▶ [RECORDS PROVIDED]
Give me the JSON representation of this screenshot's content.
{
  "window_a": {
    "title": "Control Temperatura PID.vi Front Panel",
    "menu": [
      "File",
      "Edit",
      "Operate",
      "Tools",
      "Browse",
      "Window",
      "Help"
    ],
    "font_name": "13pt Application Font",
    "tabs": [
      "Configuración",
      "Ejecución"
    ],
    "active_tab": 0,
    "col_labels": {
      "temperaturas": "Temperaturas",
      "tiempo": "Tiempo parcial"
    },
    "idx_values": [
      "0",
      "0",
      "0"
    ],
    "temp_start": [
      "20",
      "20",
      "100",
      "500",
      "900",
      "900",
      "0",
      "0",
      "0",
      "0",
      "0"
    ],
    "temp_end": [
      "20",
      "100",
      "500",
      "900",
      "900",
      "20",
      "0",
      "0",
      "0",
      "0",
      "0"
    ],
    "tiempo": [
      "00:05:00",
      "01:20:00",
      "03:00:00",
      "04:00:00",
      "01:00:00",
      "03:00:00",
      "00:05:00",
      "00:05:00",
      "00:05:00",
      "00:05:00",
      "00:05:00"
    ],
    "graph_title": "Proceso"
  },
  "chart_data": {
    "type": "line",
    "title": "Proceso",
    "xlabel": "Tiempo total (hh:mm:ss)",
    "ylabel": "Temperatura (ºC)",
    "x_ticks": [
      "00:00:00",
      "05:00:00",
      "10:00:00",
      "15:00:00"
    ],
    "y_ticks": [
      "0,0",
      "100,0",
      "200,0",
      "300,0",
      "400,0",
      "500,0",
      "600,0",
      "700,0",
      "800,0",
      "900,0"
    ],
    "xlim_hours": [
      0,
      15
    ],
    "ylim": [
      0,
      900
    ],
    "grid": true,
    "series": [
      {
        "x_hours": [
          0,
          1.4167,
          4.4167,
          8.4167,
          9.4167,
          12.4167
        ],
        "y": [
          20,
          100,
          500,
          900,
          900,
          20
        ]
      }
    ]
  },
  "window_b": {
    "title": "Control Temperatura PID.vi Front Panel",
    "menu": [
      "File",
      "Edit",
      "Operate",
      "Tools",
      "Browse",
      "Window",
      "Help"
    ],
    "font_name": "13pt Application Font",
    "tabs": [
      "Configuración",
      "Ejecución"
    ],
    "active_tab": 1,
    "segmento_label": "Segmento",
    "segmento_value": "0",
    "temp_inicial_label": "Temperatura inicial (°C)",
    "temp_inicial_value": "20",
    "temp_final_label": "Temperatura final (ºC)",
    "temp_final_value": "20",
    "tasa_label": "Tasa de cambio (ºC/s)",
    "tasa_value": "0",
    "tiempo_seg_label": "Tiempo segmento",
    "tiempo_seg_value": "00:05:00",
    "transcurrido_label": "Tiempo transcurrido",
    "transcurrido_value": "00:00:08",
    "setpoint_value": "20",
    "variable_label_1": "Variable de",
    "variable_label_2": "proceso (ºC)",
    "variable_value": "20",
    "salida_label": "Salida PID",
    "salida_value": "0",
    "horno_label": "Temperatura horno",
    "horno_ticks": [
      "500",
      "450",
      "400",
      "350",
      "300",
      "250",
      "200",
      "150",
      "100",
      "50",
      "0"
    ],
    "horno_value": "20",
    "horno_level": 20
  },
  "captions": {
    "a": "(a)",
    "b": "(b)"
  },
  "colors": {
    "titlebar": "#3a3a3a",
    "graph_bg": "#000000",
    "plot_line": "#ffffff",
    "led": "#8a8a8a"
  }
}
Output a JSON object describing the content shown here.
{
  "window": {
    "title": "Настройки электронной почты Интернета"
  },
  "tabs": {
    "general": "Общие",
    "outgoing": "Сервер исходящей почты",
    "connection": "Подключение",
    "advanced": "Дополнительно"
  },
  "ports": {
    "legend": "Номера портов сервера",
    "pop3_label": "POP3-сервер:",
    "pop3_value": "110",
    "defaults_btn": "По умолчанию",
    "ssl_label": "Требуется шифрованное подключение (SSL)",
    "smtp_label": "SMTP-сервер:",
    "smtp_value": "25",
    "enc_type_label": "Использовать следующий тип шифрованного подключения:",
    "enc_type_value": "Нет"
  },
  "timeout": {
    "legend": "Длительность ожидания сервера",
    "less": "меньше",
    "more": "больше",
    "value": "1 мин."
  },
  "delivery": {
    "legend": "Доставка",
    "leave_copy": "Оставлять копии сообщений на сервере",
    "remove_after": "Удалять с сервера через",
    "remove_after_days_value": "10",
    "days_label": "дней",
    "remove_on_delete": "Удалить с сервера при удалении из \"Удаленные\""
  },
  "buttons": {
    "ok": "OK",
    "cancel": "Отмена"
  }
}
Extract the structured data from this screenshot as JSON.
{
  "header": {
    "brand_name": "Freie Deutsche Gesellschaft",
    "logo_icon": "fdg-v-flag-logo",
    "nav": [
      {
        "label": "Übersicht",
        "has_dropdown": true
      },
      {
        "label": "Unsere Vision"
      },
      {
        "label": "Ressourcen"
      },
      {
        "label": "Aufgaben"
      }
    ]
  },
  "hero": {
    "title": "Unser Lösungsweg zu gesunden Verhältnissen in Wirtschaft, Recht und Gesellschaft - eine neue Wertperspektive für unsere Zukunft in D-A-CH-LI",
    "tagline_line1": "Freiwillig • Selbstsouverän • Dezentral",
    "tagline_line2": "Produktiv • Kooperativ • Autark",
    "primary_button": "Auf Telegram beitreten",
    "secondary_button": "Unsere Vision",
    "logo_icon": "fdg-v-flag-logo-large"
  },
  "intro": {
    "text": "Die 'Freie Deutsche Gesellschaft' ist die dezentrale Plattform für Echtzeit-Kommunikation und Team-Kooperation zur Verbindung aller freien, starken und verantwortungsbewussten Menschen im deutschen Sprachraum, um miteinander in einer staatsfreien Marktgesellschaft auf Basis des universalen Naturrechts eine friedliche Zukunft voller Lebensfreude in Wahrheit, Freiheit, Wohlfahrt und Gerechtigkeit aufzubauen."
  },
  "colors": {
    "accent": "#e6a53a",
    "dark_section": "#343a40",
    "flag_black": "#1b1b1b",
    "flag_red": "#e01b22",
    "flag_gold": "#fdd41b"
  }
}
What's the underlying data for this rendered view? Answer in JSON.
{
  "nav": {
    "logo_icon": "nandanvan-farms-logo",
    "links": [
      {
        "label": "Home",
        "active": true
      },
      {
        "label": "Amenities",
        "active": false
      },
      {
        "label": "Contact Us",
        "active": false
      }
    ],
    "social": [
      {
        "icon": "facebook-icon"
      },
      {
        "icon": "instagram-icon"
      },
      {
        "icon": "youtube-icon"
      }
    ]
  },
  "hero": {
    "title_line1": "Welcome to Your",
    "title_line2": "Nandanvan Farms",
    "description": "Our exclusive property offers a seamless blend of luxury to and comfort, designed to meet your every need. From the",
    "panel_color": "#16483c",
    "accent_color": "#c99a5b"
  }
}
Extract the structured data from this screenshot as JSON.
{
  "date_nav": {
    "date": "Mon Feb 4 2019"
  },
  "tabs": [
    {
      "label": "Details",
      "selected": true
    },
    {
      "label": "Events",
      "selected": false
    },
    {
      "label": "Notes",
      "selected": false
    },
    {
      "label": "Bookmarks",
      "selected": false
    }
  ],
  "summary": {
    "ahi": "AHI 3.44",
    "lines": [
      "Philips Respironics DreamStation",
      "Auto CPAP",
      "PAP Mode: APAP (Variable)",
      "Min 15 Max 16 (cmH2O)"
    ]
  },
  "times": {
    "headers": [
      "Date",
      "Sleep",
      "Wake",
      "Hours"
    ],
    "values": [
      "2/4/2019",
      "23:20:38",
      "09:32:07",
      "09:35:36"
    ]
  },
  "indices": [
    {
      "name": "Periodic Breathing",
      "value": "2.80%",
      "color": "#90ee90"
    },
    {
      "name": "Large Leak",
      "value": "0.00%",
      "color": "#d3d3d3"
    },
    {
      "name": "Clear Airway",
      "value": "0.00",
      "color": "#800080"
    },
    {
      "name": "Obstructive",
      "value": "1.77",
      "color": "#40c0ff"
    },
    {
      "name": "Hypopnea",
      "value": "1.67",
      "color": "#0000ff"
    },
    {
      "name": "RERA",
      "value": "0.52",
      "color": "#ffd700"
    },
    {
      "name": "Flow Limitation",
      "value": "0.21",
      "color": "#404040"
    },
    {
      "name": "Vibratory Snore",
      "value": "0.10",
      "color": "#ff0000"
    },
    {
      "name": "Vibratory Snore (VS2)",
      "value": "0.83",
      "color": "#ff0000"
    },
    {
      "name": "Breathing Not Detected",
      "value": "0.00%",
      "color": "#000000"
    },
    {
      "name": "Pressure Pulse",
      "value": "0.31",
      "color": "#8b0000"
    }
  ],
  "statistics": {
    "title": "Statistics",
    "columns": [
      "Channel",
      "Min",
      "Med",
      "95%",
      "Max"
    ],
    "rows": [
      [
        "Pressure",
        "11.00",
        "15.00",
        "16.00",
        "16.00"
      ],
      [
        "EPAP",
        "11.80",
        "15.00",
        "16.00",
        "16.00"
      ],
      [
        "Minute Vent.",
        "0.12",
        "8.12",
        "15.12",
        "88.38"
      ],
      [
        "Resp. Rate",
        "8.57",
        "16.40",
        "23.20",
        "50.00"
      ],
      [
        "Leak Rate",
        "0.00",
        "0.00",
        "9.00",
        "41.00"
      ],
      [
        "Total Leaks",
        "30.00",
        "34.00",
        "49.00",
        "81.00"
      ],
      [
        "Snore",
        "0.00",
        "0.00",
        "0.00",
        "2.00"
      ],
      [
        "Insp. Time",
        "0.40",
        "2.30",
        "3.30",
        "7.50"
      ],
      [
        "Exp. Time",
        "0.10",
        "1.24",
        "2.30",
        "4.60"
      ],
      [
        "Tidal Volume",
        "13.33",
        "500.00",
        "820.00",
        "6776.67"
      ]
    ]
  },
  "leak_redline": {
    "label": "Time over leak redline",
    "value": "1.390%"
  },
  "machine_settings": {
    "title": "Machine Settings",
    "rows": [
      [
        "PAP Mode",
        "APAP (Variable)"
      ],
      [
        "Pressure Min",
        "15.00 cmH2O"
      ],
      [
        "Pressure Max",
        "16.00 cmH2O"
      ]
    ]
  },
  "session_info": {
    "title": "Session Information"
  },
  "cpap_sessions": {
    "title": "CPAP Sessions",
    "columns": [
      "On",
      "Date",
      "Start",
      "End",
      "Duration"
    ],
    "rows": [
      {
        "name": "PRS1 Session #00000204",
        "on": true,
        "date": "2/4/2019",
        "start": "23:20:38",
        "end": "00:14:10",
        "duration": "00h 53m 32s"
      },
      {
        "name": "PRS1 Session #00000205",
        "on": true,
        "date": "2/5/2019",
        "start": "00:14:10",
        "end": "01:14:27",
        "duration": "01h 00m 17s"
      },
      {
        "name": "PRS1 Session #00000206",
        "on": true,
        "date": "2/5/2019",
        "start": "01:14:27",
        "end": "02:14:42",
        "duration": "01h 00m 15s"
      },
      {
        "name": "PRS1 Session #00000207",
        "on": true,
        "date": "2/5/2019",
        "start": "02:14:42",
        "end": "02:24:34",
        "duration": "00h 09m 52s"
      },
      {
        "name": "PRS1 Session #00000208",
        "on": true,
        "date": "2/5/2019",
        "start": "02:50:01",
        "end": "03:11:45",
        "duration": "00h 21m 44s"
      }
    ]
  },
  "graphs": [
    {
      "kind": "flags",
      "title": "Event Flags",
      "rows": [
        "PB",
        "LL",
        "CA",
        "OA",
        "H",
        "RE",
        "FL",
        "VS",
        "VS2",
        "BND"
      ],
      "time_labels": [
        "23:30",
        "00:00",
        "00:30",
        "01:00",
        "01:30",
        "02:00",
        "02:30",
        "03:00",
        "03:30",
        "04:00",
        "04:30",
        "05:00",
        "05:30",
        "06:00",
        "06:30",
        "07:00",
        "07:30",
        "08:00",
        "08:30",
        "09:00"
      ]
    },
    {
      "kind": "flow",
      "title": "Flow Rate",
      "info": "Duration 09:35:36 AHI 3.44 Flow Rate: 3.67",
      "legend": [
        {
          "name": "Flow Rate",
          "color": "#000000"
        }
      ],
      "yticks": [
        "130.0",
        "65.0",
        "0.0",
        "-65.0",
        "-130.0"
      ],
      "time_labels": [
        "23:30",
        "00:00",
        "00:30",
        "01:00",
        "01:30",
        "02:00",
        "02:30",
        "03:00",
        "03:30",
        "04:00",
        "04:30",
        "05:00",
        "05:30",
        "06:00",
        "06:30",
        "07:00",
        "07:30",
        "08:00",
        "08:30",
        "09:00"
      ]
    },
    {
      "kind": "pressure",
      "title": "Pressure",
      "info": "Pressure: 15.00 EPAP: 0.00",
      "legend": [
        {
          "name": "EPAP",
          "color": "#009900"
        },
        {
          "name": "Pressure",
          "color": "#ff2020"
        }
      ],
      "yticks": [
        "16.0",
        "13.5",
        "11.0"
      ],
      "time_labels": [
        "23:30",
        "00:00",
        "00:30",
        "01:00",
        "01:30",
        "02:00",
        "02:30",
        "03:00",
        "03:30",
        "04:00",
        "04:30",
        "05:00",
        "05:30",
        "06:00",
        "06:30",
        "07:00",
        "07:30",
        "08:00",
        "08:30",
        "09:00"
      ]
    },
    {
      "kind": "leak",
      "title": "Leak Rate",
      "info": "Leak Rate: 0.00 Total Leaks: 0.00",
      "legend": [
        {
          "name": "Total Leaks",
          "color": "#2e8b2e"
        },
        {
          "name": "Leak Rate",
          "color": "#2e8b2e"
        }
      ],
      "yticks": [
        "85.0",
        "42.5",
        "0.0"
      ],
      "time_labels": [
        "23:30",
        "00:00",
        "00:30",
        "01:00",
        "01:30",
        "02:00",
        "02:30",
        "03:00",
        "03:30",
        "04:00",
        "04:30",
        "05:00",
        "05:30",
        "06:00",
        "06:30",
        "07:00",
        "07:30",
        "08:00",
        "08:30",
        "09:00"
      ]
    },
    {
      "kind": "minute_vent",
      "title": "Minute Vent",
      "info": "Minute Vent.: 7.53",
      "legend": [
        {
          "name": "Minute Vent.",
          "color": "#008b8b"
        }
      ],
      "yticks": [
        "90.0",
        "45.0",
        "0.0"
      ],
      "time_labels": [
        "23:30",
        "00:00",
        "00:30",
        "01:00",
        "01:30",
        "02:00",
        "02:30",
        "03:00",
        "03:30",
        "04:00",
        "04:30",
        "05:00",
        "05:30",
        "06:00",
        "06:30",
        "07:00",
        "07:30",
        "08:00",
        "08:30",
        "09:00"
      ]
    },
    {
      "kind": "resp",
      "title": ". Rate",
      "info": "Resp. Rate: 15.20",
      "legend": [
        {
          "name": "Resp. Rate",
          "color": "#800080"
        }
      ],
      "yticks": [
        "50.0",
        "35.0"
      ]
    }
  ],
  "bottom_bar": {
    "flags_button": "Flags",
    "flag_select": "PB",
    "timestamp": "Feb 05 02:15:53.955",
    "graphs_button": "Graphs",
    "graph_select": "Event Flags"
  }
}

▶ [WRITTEN INSTRUCTION] Among the entries above, how many lines hold the word "Zukunft"? Reply with only that number.

▶ [EXERCISE RESULT] 2